◆ TASK DETAILS: Recast the material from the line with "translation-text: tried to" up to and including the line with "translation-line — [207, 829, 1061, 864]" as a Markdown table with the columns Row and Line. Number each line in Row and leave out blank lines.
**** INFORMATION PROVIDED
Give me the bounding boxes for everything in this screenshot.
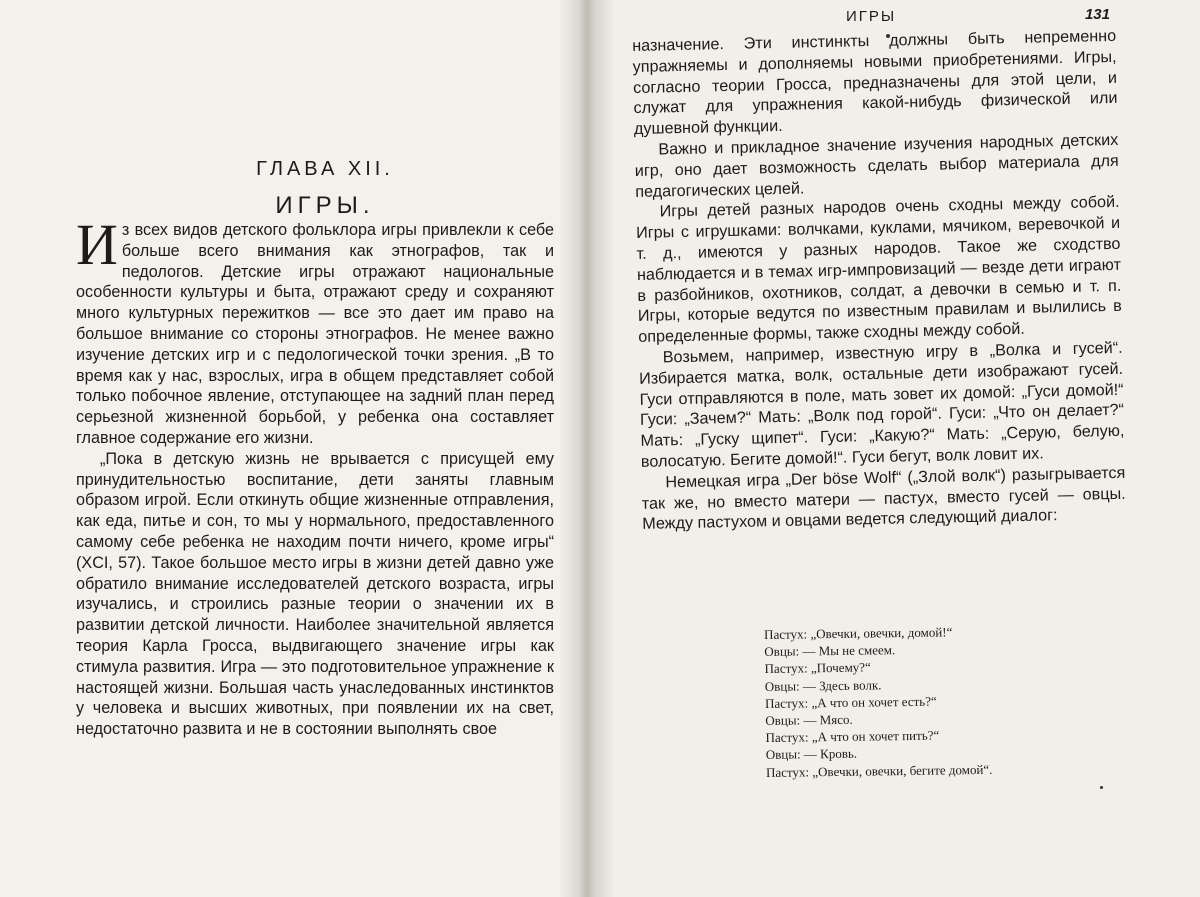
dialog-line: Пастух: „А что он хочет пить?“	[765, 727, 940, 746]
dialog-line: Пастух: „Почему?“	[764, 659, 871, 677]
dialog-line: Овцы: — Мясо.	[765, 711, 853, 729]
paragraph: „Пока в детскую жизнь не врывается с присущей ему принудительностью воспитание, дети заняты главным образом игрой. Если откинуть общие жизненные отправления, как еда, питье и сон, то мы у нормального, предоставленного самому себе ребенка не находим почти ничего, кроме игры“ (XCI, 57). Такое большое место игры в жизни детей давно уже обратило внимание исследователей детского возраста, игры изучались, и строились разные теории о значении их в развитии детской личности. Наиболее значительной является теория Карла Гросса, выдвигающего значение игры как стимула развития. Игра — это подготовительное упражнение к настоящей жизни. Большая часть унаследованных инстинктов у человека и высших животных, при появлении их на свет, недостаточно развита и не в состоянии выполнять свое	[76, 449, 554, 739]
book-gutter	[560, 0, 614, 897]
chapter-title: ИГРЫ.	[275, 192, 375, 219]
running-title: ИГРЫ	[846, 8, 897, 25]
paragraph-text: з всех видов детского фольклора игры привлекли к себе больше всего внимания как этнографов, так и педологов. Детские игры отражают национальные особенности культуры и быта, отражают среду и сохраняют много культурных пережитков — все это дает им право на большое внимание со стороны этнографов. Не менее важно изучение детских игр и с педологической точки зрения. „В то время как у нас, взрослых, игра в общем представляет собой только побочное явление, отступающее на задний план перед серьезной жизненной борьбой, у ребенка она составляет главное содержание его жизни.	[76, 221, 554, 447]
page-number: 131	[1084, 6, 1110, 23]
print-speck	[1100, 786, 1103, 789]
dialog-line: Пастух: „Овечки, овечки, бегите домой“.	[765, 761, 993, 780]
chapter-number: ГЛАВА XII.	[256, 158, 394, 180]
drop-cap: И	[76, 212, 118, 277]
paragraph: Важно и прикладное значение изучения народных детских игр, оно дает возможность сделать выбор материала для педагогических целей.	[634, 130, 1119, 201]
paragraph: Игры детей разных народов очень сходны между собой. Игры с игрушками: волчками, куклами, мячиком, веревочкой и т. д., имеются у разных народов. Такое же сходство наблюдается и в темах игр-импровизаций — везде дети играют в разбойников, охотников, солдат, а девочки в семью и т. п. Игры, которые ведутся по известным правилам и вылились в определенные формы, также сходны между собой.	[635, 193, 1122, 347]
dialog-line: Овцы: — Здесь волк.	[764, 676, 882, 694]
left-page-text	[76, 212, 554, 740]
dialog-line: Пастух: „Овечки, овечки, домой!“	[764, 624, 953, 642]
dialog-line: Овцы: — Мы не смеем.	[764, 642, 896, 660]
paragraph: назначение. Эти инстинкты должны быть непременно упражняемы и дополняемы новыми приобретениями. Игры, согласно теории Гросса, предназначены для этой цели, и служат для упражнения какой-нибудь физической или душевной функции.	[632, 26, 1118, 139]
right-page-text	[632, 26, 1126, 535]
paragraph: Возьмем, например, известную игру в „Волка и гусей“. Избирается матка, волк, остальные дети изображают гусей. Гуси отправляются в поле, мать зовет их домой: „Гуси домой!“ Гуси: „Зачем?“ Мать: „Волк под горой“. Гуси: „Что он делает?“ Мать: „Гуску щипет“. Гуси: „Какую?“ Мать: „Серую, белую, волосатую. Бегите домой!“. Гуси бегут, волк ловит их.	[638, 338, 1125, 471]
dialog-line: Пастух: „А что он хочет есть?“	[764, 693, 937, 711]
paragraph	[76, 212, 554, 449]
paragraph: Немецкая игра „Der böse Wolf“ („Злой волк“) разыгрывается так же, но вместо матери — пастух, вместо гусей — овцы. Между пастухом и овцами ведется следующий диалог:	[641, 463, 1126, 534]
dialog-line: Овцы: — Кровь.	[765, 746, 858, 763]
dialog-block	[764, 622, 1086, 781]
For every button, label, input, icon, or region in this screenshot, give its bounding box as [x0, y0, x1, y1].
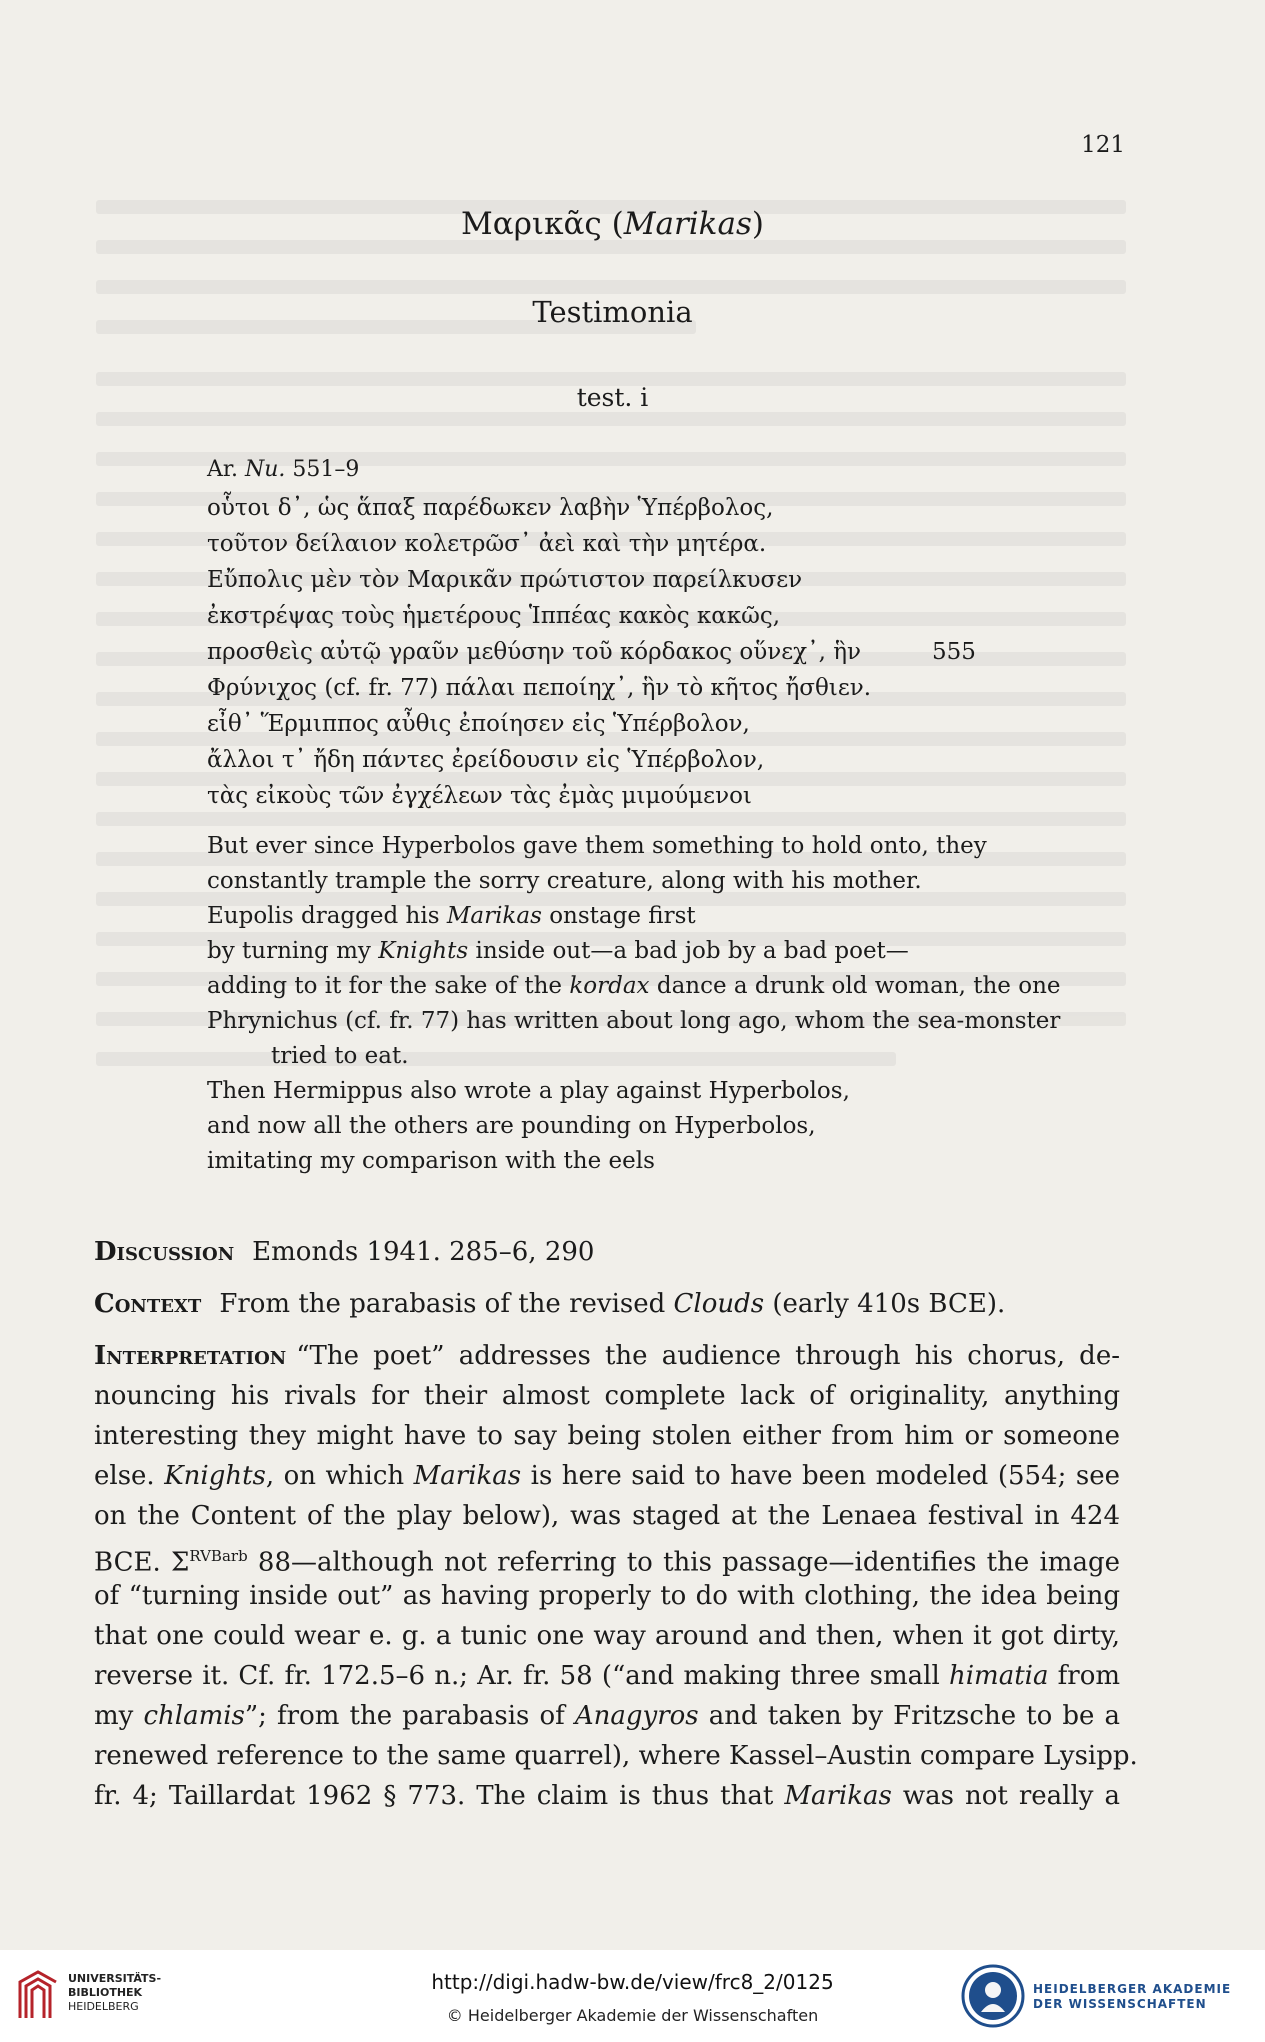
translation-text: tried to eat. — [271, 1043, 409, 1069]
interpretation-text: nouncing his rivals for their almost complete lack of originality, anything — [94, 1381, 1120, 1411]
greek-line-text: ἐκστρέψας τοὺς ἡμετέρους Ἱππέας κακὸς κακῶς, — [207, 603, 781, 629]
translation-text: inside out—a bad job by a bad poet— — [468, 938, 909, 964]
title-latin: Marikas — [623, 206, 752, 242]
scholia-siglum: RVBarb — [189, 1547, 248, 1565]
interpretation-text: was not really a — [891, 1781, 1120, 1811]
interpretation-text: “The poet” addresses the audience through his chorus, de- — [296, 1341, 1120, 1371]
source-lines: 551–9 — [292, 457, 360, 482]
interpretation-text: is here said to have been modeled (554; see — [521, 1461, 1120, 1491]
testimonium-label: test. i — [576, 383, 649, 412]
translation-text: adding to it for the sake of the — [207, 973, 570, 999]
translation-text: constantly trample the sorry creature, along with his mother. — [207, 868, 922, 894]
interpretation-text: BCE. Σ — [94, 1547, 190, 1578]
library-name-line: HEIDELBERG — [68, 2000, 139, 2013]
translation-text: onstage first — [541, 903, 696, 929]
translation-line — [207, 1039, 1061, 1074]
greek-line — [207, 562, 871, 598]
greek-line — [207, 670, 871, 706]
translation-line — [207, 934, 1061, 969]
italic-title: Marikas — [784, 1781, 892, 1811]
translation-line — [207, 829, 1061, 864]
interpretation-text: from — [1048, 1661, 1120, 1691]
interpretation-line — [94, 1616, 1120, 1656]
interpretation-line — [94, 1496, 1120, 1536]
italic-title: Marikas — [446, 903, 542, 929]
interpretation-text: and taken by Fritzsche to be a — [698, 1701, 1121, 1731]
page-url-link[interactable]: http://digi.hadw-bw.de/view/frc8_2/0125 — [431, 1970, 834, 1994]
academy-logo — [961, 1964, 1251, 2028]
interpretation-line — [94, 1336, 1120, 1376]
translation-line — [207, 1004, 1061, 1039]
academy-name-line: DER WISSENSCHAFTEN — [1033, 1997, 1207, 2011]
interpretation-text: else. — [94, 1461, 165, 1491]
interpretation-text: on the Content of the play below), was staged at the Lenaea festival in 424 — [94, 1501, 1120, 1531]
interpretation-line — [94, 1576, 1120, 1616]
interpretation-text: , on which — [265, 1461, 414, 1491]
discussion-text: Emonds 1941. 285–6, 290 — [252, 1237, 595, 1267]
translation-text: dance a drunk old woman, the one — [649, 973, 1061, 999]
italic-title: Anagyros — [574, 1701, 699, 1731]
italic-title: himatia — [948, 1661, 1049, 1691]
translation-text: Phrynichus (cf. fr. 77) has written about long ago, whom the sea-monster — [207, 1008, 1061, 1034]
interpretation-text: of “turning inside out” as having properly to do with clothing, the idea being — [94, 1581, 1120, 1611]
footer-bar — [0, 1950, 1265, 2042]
********
◆ SOLUTION:
| Row | Line |
|---|---|
| 1 | translation-text: tried to eat. — [271, 1043, 409, 1069] |
| 2 | interpretation-text: nouncing his rivals for their almost complete lack of originality, anything — [94, 1381, 1120, 1411] |
| 3 | greek-line-text: ἐκστρέψας τοὺς ἡμετέρους Ἱππέας κακὸς κακῶς, — [207, 603, 781, 629] |
| 4 | translation-text: inside out—a bad job by a bad poet— — [468, 938, 909, 964] |
| 5 | title-latin: Marikas — [623, 206, 752, 242] |
| 6 | scholia-siglum: RVBarb — [189, 1547, 248, 1565] |
| 7 | interpretation-text: was not really a — [891, 1781, 1120, 1811] |
| 8 | interpretation-text: “The poet” addresses the audience through his chorus, de- — [296, 1341, 1120, 1371] |
| 9 | source-lines: 551–9 — [292, 457, 360, 482] |
| 10 | interpretation-text: is here said to have been modeled (554; see — [521, 1461, 1120, 1491] |
| 11 | testimonium-label: test. i — [576, 383, 649, 412] |
| 12 | translation-text: adding to it for the sake of the — [207, 973, 570, 999] |
| 13 | translation-text: constantly trample the sorry creature, along with his mother. — [207, 868, 922, 894] |
| 14 | interpretation-text: BCE. Σ — [94, 1547, 190, 1578] |
| 15 | library-name-line: HEIDELBERG — [68, 2000, 139, 2013] |
| 16 | translation-text: onstage first — [541, 903, 696, 929] |
| 17 | translation-line — [207, 1039, 1061, 1074] |
| 18 | greek-line — [207, 562, 871, 598] |
| 19 | greek-line — [207, 670, 871, 706] |
| 20 | translation-line — [207, 934, 1061, 969] |
| 21 | italic-title: Marikas — [784, 1781, 892, 1811] |
| 22 | translation-line — [207, 829, 1061, 864] |